§ Stated goal: Return all lines that include the string "Angle".
· · · ·
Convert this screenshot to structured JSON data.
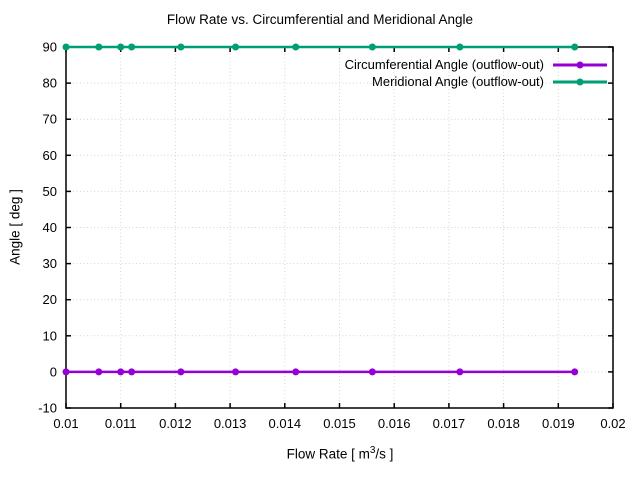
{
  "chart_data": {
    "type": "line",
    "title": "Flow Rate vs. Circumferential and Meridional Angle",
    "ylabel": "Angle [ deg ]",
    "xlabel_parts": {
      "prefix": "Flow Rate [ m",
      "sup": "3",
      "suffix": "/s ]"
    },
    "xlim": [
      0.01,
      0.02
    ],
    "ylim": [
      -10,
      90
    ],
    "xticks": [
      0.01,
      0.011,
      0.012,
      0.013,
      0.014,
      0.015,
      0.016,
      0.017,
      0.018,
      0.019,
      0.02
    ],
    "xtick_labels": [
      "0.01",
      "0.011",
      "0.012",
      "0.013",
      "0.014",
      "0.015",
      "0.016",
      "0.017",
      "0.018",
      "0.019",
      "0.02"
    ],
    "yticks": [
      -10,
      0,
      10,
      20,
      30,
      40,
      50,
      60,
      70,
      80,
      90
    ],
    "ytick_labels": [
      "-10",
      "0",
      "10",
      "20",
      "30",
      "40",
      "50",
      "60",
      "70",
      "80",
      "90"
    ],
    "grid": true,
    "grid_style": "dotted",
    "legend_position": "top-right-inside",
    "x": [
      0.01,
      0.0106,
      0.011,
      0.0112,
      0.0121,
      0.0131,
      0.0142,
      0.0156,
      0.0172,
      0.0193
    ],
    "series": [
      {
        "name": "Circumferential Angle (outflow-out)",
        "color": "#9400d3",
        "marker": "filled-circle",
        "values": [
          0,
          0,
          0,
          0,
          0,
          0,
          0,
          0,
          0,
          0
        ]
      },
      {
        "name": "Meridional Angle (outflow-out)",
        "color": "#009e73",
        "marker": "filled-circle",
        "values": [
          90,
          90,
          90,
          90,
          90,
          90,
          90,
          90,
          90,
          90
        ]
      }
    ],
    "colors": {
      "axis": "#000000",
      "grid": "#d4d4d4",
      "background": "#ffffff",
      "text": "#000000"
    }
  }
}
· · · ·
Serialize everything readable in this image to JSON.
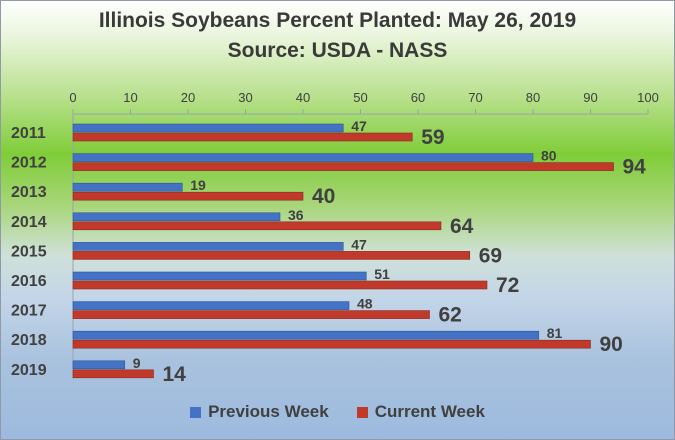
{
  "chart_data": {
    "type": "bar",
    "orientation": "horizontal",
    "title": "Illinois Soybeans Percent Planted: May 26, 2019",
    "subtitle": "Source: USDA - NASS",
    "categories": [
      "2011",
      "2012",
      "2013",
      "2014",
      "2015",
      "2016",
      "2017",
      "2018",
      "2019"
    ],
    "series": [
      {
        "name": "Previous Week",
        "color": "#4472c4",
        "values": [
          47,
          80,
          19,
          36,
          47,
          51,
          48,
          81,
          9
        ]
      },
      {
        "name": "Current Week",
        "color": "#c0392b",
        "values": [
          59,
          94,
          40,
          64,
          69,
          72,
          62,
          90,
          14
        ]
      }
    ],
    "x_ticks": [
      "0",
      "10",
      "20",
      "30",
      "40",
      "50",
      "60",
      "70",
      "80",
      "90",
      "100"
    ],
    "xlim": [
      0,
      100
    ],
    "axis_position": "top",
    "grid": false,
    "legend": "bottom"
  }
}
· · · ·
§ Reply:
    "title": "Flow Rate vs. Circumferential and Meridional Angle",
    "ylabel": "Angle [ deg ]",
        "name": "Circumferential Angle (outflow-out)",
        "name": "Meridional Angle (outflow-out)",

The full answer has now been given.